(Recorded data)
>> begin
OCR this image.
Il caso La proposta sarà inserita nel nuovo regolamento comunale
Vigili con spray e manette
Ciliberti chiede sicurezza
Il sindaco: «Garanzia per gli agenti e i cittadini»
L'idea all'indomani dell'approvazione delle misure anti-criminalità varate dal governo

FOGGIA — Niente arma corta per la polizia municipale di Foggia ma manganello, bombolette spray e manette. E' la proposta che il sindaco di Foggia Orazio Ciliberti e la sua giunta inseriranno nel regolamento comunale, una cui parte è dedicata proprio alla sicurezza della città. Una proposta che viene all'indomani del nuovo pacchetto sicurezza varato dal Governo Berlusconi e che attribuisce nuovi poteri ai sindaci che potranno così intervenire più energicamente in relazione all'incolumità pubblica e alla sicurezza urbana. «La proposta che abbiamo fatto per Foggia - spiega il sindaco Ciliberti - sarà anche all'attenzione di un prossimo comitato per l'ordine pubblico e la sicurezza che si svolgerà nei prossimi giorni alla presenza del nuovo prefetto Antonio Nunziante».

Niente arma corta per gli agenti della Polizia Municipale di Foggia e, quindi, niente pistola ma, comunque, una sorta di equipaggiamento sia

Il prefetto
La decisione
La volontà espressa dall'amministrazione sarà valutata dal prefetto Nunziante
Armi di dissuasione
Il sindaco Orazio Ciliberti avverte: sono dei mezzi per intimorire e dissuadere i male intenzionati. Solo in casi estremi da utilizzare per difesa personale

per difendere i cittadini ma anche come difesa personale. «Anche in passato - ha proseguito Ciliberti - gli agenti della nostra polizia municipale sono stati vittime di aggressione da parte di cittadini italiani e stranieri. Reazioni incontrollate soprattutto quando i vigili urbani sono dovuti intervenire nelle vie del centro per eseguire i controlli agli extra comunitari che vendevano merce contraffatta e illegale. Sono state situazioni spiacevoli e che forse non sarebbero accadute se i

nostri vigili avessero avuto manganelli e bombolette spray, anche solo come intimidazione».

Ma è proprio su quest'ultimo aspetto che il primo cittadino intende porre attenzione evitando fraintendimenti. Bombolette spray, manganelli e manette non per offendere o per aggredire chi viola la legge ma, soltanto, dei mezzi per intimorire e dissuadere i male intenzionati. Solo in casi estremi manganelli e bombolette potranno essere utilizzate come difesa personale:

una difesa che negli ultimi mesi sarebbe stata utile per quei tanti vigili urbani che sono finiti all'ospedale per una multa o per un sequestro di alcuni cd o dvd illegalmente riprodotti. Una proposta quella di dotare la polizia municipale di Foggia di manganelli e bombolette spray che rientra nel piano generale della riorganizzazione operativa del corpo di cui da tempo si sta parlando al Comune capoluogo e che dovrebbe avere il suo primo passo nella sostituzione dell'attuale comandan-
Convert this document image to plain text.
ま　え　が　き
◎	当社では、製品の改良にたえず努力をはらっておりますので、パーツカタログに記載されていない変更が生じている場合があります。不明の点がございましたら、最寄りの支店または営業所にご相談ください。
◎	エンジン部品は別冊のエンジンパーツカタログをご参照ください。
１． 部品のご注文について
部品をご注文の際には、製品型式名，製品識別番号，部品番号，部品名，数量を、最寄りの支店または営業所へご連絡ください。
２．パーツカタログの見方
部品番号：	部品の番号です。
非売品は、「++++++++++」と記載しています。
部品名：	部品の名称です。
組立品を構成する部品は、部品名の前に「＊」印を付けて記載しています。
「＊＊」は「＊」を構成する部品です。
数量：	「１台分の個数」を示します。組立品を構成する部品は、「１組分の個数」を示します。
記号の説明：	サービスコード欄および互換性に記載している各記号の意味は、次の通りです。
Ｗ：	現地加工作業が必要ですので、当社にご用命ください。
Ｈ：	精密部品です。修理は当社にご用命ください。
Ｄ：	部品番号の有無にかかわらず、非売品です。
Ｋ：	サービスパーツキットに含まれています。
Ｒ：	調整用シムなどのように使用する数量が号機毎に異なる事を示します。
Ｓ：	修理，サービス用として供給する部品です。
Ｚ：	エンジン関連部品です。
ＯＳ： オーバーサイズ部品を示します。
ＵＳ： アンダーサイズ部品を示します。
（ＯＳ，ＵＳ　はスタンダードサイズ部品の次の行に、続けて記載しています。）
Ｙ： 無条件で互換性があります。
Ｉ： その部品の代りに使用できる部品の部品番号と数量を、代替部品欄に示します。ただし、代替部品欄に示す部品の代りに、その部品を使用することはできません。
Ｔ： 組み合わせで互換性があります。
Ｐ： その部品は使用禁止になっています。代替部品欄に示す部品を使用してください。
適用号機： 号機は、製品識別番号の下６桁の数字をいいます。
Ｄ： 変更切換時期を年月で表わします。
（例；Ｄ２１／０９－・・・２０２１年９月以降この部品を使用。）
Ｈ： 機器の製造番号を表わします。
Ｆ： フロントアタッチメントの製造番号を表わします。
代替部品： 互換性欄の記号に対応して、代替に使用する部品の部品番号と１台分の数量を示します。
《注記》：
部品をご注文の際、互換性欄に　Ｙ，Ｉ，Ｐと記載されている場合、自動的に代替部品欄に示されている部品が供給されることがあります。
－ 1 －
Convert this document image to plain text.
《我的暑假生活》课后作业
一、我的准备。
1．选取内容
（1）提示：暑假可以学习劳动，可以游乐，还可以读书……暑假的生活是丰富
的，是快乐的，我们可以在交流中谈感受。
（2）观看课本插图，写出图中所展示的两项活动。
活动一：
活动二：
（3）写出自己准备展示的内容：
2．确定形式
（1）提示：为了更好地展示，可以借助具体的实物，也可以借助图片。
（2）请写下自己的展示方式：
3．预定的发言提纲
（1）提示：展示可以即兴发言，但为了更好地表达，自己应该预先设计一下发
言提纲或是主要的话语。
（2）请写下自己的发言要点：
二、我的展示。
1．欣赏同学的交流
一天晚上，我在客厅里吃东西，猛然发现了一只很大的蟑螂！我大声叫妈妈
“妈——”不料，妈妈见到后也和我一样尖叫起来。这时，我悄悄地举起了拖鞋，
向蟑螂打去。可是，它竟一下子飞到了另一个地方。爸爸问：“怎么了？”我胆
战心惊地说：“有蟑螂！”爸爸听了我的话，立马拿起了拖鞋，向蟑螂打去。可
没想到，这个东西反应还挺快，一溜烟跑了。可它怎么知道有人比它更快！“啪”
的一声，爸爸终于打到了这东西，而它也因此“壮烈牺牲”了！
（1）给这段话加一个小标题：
>> end
## STATED PROBLEM
Give the entries once more, exactly as they appear.

## THE SOLUTION
OCR this image.
Il caso La proposta sarà inserita nel nuovo regolamento comunale
Vigili con spray e manette
Ciliberti chiede sicurezza
Il sindaco: «Garanzia per gli agenti e i cittadini»
L'idea all'indomani dell'approvazione delle misure anti-criminalità varate dal governo

FOGGIA — Niente arma corta per la polizia municipale di Foggia ma manganello, bombolette spray e manette. E' la proposta che il sindaco di Foggia Orazio Ciliberti e la sua giunta inseriranno nel regolamento comunale, una cui parte è dedicata proprio alla sicurezza della città. Una proposta che viene all'indomani del nuovo pacchetto sicurezza varato dal Governo Berlusconi e che attribuisce nuovi poteri ai sindaci che potranno così intervenire più energicamente in relazione all'incolumità pubblica e alla sicurezza urbana. «La proposta che abbiamo fatto per Foggia - spiega il sindaco Ciliberti - sarà anche all'attenzione di un prossimo comitato per l'ordine pubblico e la sicurezza che si svolgerà nei prossimi giorni alla presenza del nuovo prefetto Antonio Nunziante».

Niente arma corta per gli agenti della Polizia Municipale di Foggia e, quindi, niente pistola ma, comunque, una sorta di equipaggiamento sia

Il prefetto
La decisione
La volontà espressa dall'amministrazione sarà valutata dal prefetto Nunziante
Armi di dissuasione
Il sindaco Orazio Ciliberti avverte: sono dei mezzi per intimorire e dissuadere i male intenzionati. Solo in casi estremi da utilizzare per difesa personale

per difendere i cittadini ma anche come difesa personale. «Anche in passato - ha proseguito Ciliberti - gli agenti della nostra polizia municipale sono stati vittime di aggressione da parte di cittadini italiani e stranieri. Reazioni incontrollate soprattutto quando i vigili urbani sono dovuti intervenire nelle vie del centro per eseguire i controlli agli extra comunitari che vendevano merce contraffatta e illegale. Sono state situazioni spiacevoli e che forse non sarebbero accadute se i

nostri vigili avessero avuto manganelli e bombolette spray, anche solo come intimidazione».

Ma è proprio su quest'ultimo aspetto che il primo cittadino intende porre attenzione evitando fraintendimenti. Bombolette spray, manganelli e manette non per offendere o per aggredire chi viola la legge ma, soltanto, dei mezzi per intimorire e dissuadere i male intenzionati. Solo in casi estremi manganelli e bombolette potranno essere utilizzate come difesa personale:

una difesa che negli ultimi mesi sarebbe stata utile per quei tanti vigili urbani che sono finiti all'ospedale per una multa o per un sequestro di alcuni cd o dvd illegalmente riprodotti. Una proposta quella di dotare la polizia municipale di Foggia di manganelli e bombolette spray che rientra nel piano generale della riorganizzazione operativa del corpo di cui da tempo si sta parlando al Comune capoluogo e che dovrebbe avere il suo primo passo nella sostituzione dell'attuale comandan-
Convert this document image to plain text.
ま　え　が　き
◎	当社では、製品の改良にたえず努力をはらっておりますので、パーツカタログに記載されていない変更が生じている場合があります。不明の点がございましたら、最寄りの支店または営業所にご相談ください。
◎	エンジン部品は別冊のエンジンパーツカタログをご参照ください。
１． 部品のご注文について
部品をご注文の際には、製品型式名，製品識別番号，部品番号，部品名，数量を、最寄りの支店または営業所へご連絡ください。
２．パーツカタログの見方
部品番号：	部品の番号です。
非売品は、「++++++++++」と記載しています。
部品名：	部品の名称です。
組立品を構成する部品は、部品名の前に「＊」印を付けて記載しています。
「＊＊」は「＊」を構成する部品です。
数量：	「１台分の個数」を示します。組立品を構成する部品は、「１組分の個数」を示します。
記号の説明：	サービスコード欄および互換性に記載している各記号の意味は、次の通りです。
Ｗ：	現地加工作業が必要ですので、当社にご用命ください。
Ｈ：	精密部品です。修理は当社にご用命ください。
Ｄ：	部品番号の有無にかかわらず、非売品です。
Ｋ：	サービスパーツキットに含まれています。
Ｒ：	調整用シムなどのように使用する数量が号機毎に異なる事を示します。
Ｓ：	修理，サービス用として供給する部品です。
Ｚ：	エンジン関連部品です。
ＯＳ： オーバーサイズ部品を示します。
ＵＳ： アンダーサイズ部品を示します。
（ＯＳ，ＵＳ　はスタンダードサイズ部品の次の行に、続けて記載しています。）
Ｙ： 無条件で互換性があります。
Ｉ： その部品の代りに使用できる部品の部品番号と数量を、代替部品欄に示します。ただし、代替部品欄に示す部品の代りに、その部品を使用することはできません。
Ｔ： 組み合わせで互換性があります。
Ｐ： その部品は使用禁止になっています。代替部品欄に示す部品を使用してください。
適用号機： 号機は、製品識別番号の下６桁の数字をいいます。
Ｄ： 変更切換時期を年月で表わします。
（例；Ｄ２１／０９－・・・２０２１年９月以降この部品を使用。）
Ｈ： 機器の製造番号を表わします。
Ｆ： フロントアタッチメントの製造番号を表わします。
代替部品： 互換性欄の記号に対応して、代替に使用する部品の部品番号と１台分の数量を示します。
《注記》：
部品をご注文の際、互換性欄に　Ｙ，Ｉ，Ｐと記載されている場合、自動的に代替部品欄に示されている部品が供給されることがあります。
－ 1 －
Convert this document image to plain text.
《我的暑假生活》课后作业
一、我的准备。
1．选取内容
（1）提示：暑假可以学习劳动，可以游乐，还可以读书……暑假的生活是丰富
的，是快乐的，我们可以在交流中谈感受。
（2）观看课本插图，写出图中所展示的两项活动。
活动一：
活动二：
（3）写出自己准备展示的内容：
2．确定形式
（1）提示：为了更好地展示，可以借助具体的实物，也可以借助图片。
（2）请写下自己的展示方式：
3．预定的发言提纲
（1）提示：展示可以即兴发言，但为了更好地表达，自己应该预先设计一下发
言提纲或是主要的话语。
（2）请写下自己的发言要点：
二、我的展示。
1．欣赏同学的交流
一天晚上，我在客厅里吃东西，猛然发现了一只很大的蟑螂！我大声叫妈妈
“妈——”不料，妈妈见到后也和我一样尖叫起来。这时，我悄悄地举起了拖鞋，
向蟑螂打去。可是，它竟一下子飞到了另一个地方。爸爸问：“怎么了？”我胆
战心惊地说：“有蟑螂！”爸爸听了我的话，立马拿起了拖鞋，向蟑螂打去。可
没想到，这个东西反应还挺快，一溜烟跑了。可它怎么知道有人比它更快！“啪”
的一声，爸爸终于打到了这东西，而它也因此“壮烈牺牲”了！
（1）给这段话加一个小标题：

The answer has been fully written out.